What the exercise asks —
The data must be written out once more, precisely as given.
---
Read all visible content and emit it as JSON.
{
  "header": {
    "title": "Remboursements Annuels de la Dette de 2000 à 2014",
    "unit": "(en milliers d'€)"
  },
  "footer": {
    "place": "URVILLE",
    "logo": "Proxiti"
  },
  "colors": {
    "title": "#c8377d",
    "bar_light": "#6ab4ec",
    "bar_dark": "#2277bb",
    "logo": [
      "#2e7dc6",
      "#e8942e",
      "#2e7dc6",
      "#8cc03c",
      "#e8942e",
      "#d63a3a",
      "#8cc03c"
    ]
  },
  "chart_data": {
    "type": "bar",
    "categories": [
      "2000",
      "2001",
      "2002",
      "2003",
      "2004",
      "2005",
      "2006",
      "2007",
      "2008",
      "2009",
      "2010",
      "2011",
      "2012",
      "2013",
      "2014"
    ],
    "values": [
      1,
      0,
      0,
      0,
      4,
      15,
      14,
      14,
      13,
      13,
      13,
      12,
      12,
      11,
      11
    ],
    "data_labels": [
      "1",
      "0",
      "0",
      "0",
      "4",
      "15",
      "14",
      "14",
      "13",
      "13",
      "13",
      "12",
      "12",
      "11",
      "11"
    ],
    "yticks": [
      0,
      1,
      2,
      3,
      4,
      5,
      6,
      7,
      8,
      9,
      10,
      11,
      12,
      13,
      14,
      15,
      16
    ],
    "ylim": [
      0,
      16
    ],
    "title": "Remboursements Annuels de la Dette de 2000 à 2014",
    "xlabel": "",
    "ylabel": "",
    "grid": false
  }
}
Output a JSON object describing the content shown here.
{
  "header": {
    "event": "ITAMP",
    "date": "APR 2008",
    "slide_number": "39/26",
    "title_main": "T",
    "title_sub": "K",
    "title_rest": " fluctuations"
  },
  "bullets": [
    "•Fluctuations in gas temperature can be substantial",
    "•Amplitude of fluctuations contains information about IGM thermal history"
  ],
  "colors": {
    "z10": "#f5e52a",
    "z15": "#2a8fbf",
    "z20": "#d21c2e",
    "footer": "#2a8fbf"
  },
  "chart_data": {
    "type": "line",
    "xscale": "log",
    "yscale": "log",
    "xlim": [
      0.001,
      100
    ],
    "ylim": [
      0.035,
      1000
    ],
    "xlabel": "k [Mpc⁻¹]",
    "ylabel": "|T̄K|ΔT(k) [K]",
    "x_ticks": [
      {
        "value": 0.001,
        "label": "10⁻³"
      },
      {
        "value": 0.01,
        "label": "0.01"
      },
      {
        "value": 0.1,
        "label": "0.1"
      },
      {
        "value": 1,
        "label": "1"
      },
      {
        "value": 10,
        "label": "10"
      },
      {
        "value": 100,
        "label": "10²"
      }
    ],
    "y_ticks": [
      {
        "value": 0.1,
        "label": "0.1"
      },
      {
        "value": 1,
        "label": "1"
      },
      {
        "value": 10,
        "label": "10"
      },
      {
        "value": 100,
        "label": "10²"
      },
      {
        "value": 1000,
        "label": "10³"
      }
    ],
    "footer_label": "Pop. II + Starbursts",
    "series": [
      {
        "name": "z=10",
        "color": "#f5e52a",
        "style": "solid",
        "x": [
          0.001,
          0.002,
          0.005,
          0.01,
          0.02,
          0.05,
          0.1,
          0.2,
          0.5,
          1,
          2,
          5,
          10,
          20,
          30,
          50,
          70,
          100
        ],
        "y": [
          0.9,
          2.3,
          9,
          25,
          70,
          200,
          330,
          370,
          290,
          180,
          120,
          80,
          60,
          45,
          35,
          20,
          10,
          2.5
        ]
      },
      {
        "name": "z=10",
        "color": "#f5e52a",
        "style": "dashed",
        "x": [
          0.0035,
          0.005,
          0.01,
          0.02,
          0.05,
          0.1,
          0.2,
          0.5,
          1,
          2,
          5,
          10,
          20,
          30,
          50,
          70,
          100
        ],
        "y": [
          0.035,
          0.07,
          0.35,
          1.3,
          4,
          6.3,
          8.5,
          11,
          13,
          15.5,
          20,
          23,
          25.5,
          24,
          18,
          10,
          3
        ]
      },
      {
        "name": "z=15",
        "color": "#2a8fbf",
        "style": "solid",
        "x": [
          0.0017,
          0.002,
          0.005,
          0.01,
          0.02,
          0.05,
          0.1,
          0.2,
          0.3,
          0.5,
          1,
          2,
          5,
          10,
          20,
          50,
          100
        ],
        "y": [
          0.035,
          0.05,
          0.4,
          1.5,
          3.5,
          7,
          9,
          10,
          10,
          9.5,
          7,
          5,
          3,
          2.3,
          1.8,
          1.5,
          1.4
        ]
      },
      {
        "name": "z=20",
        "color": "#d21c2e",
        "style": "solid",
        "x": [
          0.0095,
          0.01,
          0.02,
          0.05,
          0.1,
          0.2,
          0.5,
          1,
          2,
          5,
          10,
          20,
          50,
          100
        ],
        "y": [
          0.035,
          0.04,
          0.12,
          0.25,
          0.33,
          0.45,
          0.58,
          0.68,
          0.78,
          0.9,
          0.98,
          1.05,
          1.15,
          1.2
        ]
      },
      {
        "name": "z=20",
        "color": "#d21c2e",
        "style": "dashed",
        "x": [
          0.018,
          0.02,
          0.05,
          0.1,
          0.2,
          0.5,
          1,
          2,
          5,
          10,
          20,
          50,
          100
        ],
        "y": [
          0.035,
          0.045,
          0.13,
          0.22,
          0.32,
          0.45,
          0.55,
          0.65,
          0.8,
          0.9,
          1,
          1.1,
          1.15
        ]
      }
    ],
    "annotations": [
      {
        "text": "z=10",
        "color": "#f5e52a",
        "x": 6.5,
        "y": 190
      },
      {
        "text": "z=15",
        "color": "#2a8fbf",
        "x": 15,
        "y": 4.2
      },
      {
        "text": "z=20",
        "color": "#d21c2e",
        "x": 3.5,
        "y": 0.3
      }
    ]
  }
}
---
Answer to the task —
Read all visible content and emit it as JSON.
{
  "header": {
    "title": "Remboursements Annuels de la Dette de 2000 à 2014",
    "unit": "(en milliers d'€)"
  },
  "footer": {
    "place": "URVILLE",
    "logo": "Proxiti"
  },
  "colors": {
    "title": "#c8377d",
    "bar_light": "#6ab4ec",
    "bar_dark": "#2277bb",
    "logo": [
      "#2e7dc6",
      "#e8942e",
      "#2e7dc6",
      "#8cc03c",
      "#e8942e",
      "#d63a3a",
      "#8cc03c"
    ]
  },
  "chart_data": {
    "type": "bar",
    "categories": [
      "2000",
      "2001",
      "2002",
      "2003",
      "2004",
      "2005",
      "2006",
      "2007",
      "2008",
      "2009",
      "2010",
      "2011",
      "2012",
      "2013",
      "2014"
    ],
    "values": [
      1,
      0,
      0,
      0,
      4,
      15,
      14,
      14,
      13,
      13,
      13,
      12,
      12,
      11,
      11
    ],
    "data_labels": [
      "1",
      "0",
      "0",
      "0",
      "4",
      "15",
      "14",
      "14",
      "13",
      "13",
      "13",
      "12",
      "12",
      "11",
      "11"
    ],
    "yticks": [
      0,
      1,
      2,
      3,
      4,
      5,
      6,
      7,
      8,
      9,
      10,
      11,
      12,
      13,
      14,
      15,
      16
    ],
    "ylim": [
      0,
      16
    ],
    "title": "Remboursements Annuels de la Dette de 2000 à 2014",
    "xlabel": "",
    "ylabel": "",
    "grid": false
  }
}
Output a JSON object describing the content shown here.
{
  "header": {
    "event": "ITAMP",
    "date": "APR 2008",
    "slide_number": "39/26",
    "title_main": "T",
    "title_sub": "K",
    "title_rest": " fluctuations"
  },
  "bullets": [
    "•Fluctuations in gas temperature can be substantial",
    "•Amplitude of fluctuations contains information about IGM thermal history"
  ],
  "colors": {
    "z10": "#f5e52a",
    "z15": "#2a8fbf",
    "z20": "#d21c2e",
    "footer": "#2a8fbf"
  },
  "chart_data": {
    "type": "line",
    "xscale": "log",
    "yscale": "log",
    "xlim": [
      0.001,
      100
    ],
    "ylim": [
      0.035,
      1000
    ],
    "xlabel": "k [Mpc⁻¹]",
    "ylabel": "|T̄K|ΔT(k) [K]",
    "x_ticks": [
      {
        "value": 0.001,
        "label": "10⁻³"
      },
      {
        "value": 0.01,
        "label": "0.01"
      },
      {
        "value": 0.1,
        "label": "0.1"
      },
      {
        "value": 1,
        "label": "1"
      },
      {
        "value": 10,
        "label": "10"
      },
      {
        "value": 100,
        "label": "10²"
      }
    ],
    "y_ticks": [
      {
        "value": 0.1,
        "label": "0.1"
      },
      {
        "value": 1,
        "label": "1"
      },
      {
        "value": 10,
        "label": "10"
      },
      {
        "value": 100,
        "label": "10²"
      },
      {
        "value": 1000,
        "label": "10³"
      }
    ],
    "footer_label": "Pop. II + Starbursts",
    "series": [
      {
        "name": "z=10",
        "color": "#f5e52a",
        "style": "solid",
        "x": [
          0.001,
          0.002,
          0.005,
          0.01,
          0.02,
          0.05,
          0.1,
          0.2,
          0.5,
          1,
          2,
          5,
          10,
          20,
          30,
          50,
          70,
          100
        ],
        "y": [
          0.9,
          2.3,
          9,
          25,
          70,
          200,
          330,
          370,
          290,
          180,
          120,
          80,
          60,
          45,
          35,
          20,
          10,
          2.5
        ]
      },
      {
        "name": "z=10",
        "color": "#f5e52a",
        "style": "dashed",
        "x": [
          0.0035,
          0.005,
          0.01,
          0.02,
          0.05,
          0.1,
          0.2,
          0.5,
          1,
          2,
          5,
          10,
          20,
          30,
          50,
          70,
          100
        ],
        "y": [
          0.035,
          0.07,
          0.35,
          1.3,
          4,
          6.3,
          8.5,
          11,
          13,
          15.5,
          20,
          23,
          25.5,
          24,
          18,
          10,
          3
        ]
      },
      {
        "name": "z=15",
        "color": "#2a8fbf",
        "style": "solid",
        "x": [
          0.0017,
          0.002,
          0.005,
          0.01,
          0.02,
          0.05,
          0.1,
          0.2,
          0.3,
          0.5,
          1,
          2,
          5,
          10,
          20,
          50,
          100
        ],
        "y": [
          0.035,
          0.05,
          0.4,
          1.5,
          3.5,
          7,
          9,
          10,
          10,
          9.5,
          7,
          5,
          3,
          2.3,
          1.8,
          1.5,
          1.4
        ]
      },
      {
        "name": "z=20",
        "color": "#d21c2e",
        "style": "solid",
        "x": [
          0.0095,
          0.01,
          0.02,
          0.05,
          0.1,
          0.2,
          0.5,
          1,
          2,
          5,
          10,
          20,
          50,
          100
        ],
        "y": [
          0.035,
          0.04,
          0.12,
          0.25,
          0.33,
          0.45,
          0.58,
          0.68,
          0.78,
          0.9,
          0.98,
          1.05,
          1.15,
          1.2
        ]
      },
      {
        "name": "z=20",
        "color": "#d21c2e",
        "style": "dashed",
        "x": [
          0.018,
          0.02,
          0.05,
          0.1,
          0.2,
          0.5,
          1,
          2,
          5,
          10,
          20,
          50,
          100
        ],
        "y": [
          0.035,
          0.045,
          0.13,
          0.22,
          0.32,
          0.45,
          0.55,
          0.65,
          0.8,
          0.9,
          1,
          1.1,
          1.15
        ]
      }
    ],
    "annotations": [
      {
        "text": "z=10",
        "color": "#f5e52a",
        "x": 6.5,
        "y": 190
      },
      {
        "text": "z=15",
        "color": "#2a8fbf",
        "x": 15,
        "y": 4.2
      },
      {
        "text": "z=20",
        "color": "#d21c2e",
        "x": 3.5,
        "y": 0.3
      }
    ]
  }
}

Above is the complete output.